** Start **

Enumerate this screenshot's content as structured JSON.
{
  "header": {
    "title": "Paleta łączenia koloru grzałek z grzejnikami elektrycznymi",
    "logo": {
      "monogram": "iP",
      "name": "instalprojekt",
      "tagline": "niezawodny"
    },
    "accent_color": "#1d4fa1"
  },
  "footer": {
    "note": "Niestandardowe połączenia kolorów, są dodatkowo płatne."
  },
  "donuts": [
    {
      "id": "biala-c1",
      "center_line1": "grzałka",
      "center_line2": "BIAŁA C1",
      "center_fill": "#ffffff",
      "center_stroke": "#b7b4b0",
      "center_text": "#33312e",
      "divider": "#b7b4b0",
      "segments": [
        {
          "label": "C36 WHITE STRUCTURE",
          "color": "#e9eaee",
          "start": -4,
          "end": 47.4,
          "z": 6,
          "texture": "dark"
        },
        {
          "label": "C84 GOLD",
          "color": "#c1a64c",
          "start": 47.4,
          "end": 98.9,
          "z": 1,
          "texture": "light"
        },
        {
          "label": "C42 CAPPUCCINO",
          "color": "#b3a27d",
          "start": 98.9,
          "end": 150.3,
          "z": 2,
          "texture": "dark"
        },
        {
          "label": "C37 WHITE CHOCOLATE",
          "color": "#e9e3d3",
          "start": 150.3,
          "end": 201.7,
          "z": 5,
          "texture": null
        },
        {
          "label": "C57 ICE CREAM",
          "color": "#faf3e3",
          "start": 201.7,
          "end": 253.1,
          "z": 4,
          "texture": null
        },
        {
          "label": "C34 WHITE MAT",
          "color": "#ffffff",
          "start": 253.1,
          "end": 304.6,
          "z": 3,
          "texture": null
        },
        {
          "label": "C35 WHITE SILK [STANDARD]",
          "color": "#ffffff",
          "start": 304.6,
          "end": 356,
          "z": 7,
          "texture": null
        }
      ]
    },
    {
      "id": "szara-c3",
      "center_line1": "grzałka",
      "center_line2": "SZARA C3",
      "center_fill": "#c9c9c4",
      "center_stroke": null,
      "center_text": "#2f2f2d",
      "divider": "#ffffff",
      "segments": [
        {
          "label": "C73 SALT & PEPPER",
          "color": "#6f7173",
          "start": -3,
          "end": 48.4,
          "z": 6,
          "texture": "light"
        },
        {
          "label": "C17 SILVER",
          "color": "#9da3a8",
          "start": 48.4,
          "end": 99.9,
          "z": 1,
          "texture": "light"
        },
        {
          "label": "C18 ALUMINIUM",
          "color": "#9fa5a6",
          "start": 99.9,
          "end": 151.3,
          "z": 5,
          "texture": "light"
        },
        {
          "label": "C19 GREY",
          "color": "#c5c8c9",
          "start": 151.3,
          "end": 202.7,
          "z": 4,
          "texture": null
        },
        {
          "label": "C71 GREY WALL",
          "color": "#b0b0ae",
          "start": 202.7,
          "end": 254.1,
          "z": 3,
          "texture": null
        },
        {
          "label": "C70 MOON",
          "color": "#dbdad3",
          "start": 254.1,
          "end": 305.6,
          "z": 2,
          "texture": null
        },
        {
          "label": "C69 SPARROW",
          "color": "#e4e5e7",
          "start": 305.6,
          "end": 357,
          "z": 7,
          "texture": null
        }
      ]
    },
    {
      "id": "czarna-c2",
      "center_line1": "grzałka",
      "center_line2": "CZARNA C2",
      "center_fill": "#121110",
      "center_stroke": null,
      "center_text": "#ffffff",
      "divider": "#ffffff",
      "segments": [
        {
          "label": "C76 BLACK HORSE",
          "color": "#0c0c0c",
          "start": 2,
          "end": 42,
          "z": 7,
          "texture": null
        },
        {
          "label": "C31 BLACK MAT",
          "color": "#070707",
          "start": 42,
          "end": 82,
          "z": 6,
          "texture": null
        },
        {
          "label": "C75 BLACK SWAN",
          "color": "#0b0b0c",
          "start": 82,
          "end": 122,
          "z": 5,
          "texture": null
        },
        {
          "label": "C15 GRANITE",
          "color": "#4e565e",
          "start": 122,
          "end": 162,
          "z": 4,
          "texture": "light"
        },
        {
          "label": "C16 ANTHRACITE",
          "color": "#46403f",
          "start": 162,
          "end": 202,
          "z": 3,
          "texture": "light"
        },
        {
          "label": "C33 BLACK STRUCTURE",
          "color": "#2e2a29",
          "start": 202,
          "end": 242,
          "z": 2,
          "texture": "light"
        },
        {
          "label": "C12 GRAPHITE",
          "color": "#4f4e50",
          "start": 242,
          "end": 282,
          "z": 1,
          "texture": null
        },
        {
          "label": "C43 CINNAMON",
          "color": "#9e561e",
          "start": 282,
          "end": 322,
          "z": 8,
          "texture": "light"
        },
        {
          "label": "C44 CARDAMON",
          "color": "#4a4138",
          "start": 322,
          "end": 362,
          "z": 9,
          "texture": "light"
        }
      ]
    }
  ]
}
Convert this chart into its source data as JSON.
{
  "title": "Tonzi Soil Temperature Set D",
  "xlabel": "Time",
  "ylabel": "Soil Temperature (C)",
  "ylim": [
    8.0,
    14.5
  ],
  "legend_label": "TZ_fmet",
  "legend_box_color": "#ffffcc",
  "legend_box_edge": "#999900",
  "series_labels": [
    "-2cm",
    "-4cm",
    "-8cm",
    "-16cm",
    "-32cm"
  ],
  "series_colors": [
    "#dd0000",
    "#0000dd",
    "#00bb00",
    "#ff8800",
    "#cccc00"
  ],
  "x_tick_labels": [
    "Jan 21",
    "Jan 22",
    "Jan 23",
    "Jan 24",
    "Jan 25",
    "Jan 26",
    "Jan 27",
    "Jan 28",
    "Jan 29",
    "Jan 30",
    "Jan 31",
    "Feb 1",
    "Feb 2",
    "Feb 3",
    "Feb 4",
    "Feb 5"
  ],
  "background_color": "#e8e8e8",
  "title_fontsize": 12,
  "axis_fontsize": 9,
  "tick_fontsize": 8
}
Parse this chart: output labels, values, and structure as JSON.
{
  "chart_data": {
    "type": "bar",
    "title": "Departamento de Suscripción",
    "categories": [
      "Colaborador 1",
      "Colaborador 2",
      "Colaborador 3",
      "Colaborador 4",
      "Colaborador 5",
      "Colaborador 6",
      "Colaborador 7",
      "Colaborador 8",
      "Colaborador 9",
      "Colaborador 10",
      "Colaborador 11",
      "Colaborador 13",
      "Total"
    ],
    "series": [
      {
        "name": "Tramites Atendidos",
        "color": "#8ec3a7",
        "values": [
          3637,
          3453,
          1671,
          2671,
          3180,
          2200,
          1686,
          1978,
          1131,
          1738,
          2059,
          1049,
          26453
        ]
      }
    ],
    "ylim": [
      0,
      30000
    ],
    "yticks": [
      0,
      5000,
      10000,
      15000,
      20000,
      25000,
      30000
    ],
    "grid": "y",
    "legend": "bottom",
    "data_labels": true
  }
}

** End **

§ What to do
Output the records above in their entirety, exactly.

§ Full solution
Enumerate this screenshot's content as structured JSON.
{
  "header": {
    "title": "Paleta łączenia koloru grzałek z grzejnikami elektrycznymi",
    "logo": {
      "monogram": "iP",
      "name": "instalprojekt",
      "tagline": "niezawodny"
    },
    "accent_color": "#1d4fa1"
  },
  "footer": {
    "note": "Niestandardowe połączenia kolorów, są dodatkowo płatne."
  },
  "donuts": [
    {
      "id": "biala-c1",
      "center_line1": "grzałka",
      "center_line2": "BIAŁA C1",
      "center_fill": "#ffffff",
      "center_stroke": "#b7b4b0",
      "center_text": "#33312e",
      "divider": "#b7b4b0",
      "segments": [
        {
          "label": "C36 WHITE STRUCTURE",
          "color": "#e9eaee",
          "start": -4,
          "end": 47.4,
          "z": 6,
          "texture": "dark"
        },
        {
          "label": "C84 GOLD",
          "color": "#c1a64c",
          "start": 47.4,
          "end": 98.9,
          "z": 1,
          "texture": "light"
        },
        {
          "label": "C42 CAPPUCCINO",
          "color": "#b3a27d",
          "start": 98.9,
          "end": 150.3,
          "z": 2,
          "texture": "dark"
        },
        {
          "label": "C37 WHITE CHOCOLATE",
          "color": "#e9e3d3",
          "start": 150.3,
          "end": 201.7,
          "z": 5,
          "texture": null
        },
        {
          "label": "C57 ICE CREAM",
          "color": "#faf3e3",
          "start": 201.7,
          "end": 253.1,
          "z": 4,
          "texture": null
        },
        {
          "label": "C34 WHITE MAT",
          "color": "#ffffff",
          "start": 253.1,
          "end": 304.6,
          "z": 3,
          "texture": null
        },
        {
          "label": "C35 WHITE SILK [STANDARD]",
          "color": "#ffffff",
          "start": 304.6,
          "end": 356,
          "z": 7,
          "texture": null
        }
      ]
    },
    {
      "id": "szara-c3",
      "center_line1": "grzałka",
      "center_line2": "SZARA C3",
      "center_fill": "#c9c9c4",
      "center_stroke": null,
      "center_text": "#2f2f2d",
      "divider": "#ffffff",
      "segments": [
        {
          "label": "C73 SALT & PEPPER",
          "color": "#6f7173",
          "start": -3,
          "end": 48.4,
          "z": 6,
          "texture": "light"
        },
        {
          "label": "C17 SILVER",
          "color": "#9da3a8",
          "start": 48.4,
          "end": 99.9,
          "z": 1,
          "texture": "light"
        },
        {
          "label": "C18 ALUMINIUM",
          "color": "#9fa5a6",
          "start": 99.9,
          "end": 151.3,
          "z": 5,
          "texture": "light"
        },
        {
          "label": "C19 GREY",
          "color": "#c5c8c9",
          "start": 151.3,
          "end": 202.7,
          "z": 4,
          "texture": null
        },
        {
          "label": "C71 GREY WALL",
          "color": "#b0b0ae",
          "start": 202.7,
          "end": 254.1,
          "z": 3,
          "texture": null
        },
        {
          "label": "C70 MOON",
          "color": "#dbdad3",
          "start": 254.1,
          "end": 305.6,
          "z": 2,
          "texture": null
        },
        {
          "label": "C69 SPARROW",
          "color": "#e4e5e7",
          "start": 305.6,
          "end": 357,
          "z": 7,
          "texture": null
        }
      ]
    },
    {
      "id": "czarna-c2",
      "center_line1": "grzałka",
      "center_line2": "CZARNA C2",
      "center_fill": "#121110",
      "center_stroke": null,
      "center_text": "#ffffff",
      "divider": "#ffffff",
      "segments": [
        {
          "label": "C76 BLACK HORSE",
          "color": "#0c0c0c",
          "start": 2,
          "end": 42,
          "z": 7,
          "texture": null
        },
        {
          "label": "C31 BLACK MAT",
          "color": "#070707",
          "start": 42,
          "end": 82,
          "z": 6,
          "texture": null
        },
        {
          "label": "C75 BLACK SWAN",
          "color": "#0b0b0c",
          "start": 82,
          "end": 122,
          "z": 5,
          "texture": null
        },
        {
          "label": "C15 GRANITE",
          "color": "#4e565e",
          "start": 122,
          "end": 162,
          "z": 4,
          "texture": "light"
        },
        {
          "label": "C16 ANTHRACITE",
          "color": "#46403f",
          "start": 162,
          "end": 202,
          "z": 3,
          "texture": "light"
        },
        {
          "label": "C33 BLACK STRUCTURE",
          "color": "#2e2a29",
          "start": 202,
          "end": 242,
          "z": 2,
          "texture": "light"
        },
        {
          "label": "C12 GRAPHITE",
          "color": "#4f4e50",
          "start": 242,
          "end": 282,
          "z": 1,
          "texture": null
        },
        {
          "label": "C43 CINNAMON",
          "color": "#9e561e",
          "start": 282,
          "end": 322,
          "z": 8,
          "texture": "light"
        },
        {
          "label": "C44 CARDAMON",
          "color": "#4a4138",
          "start": 322,
          "end": 362,
          "z": 9,
          "texture": "light"
        }
      ]
    }
  ]
}
Convert this chart into its source data as JSON.
{
  "title": "Tonzi Soil Temperature Set D",
  "xlabel": "Time",
  "ylabel": "Soil Temperature (C)",
  "ylim": [
    8.0,
    14.5
  ],
  "legend_label": "TZ_fmet",
  "legend_box_color": "#ffffcc",
  "legend_box_edge": "#999900",
  "series_labels": [
    "-2cm",
    "-4cm",
    "-8cm",
    "-16cm",
    "-32cm"
  ],
  "series_colors": [
    "#dd0000",
    "#0000dd",
    "#00bb00",
    "#ff8800",
    "#cccc00"
  ],
  "x_tick_labels": [
    "Jan 21",
    "Jan 22",
    "Jan 23",
    "Jan 24",
    "Jan 25",
    "Jan 26",
    "Jan 27",
    "Jan 28",
    "Jan 29",
    "Jan 30",
    "Jan 31",
    "Feb 1",
    "Feb 2",
    "Feb 3",
    "Feb 4",
    "Feb 5"
  ],
  "background_color": "#e8e8e8",
  "title_fontsize": 12,
  "axis_fontsize": 9,
  "tick_fontsize": 8
}
Parse this chart: output labels, values, and structure as JSON.
{
  "chart_data": {
    "type": "bar",
    "title": "Departamento de Suscripción",
    "categories": [
      "Colaborador 1",
      "Colaborador 2",
      "Colaborador 3",
      "Colaborador 4",
      "Colaborador 5",
      "Colaborador 6",
      "Colaborador 7",
      "Colaborador 8",
      "Colaborador 9",
      "Colaborador 10",
      "Colaborador 11",
      "Colaborador 13",
      "Total"
    ],
    "series": [
      {
        "name": "Tramites Atendidos",
        "color": "#8ec3a7",
        "values": [
          3637,
          3453,
          1671,
          2671,
          3180,
          2200,
          1686,
          1978,
          1131,
          1738,
          2059,
          1049,
          26453
        ]
      }
    ],
    "ylim": [
      0,
      30000
    ],
    "yticks": [
      0,
      5000,
      10000,
      15000,
      20000,
      25000,
      30000
    ],
    "grid": "y",
    "legend": "bottom",
    "data_labels": true
  }
}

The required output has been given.